Task statement: Write out all lines holding the word "gamma".

Data to use:
· · · ·

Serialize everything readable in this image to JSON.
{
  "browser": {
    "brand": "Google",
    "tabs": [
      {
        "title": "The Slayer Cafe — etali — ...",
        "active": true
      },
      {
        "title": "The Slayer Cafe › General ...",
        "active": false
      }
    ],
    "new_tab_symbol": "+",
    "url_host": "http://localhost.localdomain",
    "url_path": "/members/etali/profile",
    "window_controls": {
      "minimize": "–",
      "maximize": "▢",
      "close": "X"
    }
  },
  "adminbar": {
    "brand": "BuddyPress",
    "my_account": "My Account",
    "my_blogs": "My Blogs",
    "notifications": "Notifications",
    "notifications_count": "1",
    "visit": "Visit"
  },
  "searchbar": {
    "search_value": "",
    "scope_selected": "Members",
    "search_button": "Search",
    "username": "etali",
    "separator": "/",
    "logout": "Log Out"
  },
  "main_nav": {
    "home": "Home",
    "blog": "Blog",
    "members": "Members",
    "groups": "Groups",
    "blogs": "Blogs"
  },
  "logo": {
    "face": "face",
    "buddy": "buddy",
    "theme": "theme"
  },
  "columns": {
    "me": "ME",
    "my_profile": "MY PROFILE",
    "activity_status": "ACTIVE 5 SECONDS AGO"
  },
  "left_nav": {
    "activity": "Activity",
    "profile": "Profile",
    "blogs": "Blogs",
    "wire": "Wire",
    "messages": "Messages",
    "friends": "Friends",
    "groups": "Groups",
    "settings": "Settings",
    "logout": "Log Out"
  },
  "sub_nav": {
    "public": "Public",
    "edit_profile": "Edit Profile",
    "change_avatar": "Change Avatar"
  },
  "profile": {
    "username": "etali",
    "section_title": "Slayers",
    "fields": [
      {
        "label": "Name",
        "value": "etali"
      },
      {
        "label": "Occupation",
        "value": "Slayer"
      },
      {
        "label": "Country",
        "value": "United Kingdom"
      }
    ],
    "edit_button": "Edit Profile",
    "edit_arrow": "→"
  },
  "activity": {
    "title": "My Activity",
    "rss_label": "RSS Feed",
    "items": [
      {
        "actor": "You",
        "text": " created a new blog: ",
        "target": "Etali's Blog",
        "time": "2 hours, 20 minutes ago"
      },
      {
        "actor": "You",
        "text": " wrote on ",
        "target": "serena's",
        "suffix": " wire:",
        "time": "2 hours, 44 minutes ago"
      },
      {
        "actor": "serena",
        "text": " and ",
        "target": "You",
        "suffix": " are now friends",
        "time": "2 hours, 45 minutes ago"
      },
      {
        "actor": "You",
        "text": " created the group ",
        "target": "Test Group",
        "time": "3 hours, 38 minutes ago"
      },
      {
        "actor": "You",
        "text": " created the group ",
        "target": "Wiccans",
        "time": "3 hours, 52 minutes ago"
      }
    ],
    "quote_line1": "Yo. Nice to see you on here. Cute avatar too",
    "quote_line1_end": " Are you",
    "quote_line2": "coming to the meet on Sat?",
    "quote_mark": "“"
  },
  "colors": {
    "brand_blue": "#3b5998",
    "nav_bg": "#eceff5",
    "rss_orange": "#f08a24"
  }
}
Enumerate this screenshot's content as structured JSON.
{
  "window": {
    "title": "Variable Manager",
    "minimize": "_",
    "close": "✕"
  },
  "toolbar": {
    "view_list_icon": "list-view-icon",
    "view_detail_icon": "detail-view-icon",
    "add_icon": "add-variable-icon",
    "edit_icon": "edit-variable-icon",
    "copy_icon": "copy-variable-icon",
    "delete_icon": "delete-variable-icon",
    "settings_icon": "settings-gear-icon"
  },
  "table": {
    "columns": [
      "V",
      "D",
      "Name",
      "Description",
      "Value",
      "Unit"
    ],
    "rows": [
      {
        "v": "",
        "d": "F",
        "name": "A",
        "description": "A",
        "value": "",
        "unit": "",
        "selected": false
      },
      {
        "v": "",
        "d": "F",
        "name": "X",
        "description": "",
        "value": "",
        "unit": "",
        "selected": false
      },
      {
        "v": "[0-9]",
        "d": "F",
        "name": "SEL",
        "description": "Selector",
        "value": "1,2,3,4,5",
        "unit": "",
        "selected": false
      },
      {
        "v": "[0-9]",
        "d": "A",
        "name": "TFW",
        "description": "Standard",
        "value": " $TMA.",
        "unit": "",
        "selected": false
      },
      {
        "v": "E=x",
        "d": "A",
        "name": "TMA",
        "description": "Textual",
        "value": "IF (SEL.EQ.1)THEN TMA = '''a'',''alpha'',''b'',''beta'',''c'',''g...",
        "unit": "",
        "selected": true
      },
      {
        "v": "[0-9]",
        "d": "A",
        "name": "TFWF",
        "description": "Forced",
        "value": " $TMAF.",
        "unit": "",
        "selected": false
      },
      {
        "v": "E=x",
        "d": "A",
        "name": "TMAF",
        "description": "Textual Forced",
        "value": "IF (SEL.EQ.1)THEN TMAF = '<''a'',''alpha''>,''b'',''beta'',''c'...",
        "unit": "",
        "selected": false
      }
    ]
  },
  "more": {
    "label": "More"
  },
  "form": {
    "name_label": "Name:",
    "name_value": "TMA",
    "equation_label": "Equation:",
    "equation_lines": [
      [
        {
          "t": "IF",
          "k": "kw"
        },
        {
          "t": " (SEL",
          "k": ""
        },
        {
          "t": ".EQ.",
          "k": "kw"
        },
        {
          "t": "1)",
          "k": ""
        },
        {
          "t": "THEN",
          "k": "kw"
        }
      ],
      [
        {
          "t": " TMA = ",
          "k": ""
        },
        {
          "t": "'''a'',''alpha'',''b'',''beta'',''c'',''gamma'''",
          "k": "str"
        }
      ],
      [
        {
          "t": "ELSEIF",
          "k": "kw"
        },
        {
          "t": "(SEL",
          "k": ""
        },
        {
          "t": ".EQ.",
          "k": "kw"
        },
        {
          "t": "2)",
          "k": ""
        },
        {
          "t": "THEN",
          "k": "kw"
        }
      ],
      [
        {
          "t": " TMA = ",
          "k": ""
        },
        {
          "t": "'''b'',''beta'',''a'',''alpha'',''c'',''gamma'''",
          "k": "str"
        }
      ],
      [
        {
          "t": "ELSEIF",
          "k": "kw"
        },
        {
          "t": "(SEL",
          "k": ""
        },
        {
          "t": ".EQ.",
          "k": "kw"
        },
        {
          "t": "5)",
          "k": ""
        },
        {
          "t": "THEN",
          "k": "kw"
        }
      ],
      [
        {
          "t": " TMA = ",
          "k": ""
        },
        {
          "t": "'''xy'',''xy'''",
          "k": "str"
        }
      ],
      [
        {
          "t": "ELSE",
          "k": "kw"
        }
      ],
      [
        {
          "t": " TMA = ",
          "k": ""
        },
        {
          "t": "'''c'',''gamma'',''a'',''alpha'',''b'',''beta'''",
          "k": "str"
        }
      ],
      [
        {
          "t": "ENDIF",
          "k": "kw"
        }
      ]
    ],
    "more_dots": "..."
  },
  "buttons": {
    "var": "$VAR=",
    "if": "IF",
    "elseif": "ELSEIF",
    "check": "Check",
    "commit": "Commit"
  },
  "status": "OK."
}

· · · ·

Full answer:
          "t": "'''a'',''alpha'',''b'',''beta'',''c'',''gamma'''",
          "t": "'''b'',''beta'',''a'',''alpha'',''c'',''gamma'''",
          "t": "'''c'',''gamma'',''a'',''alpha'',''b'',''beta'''",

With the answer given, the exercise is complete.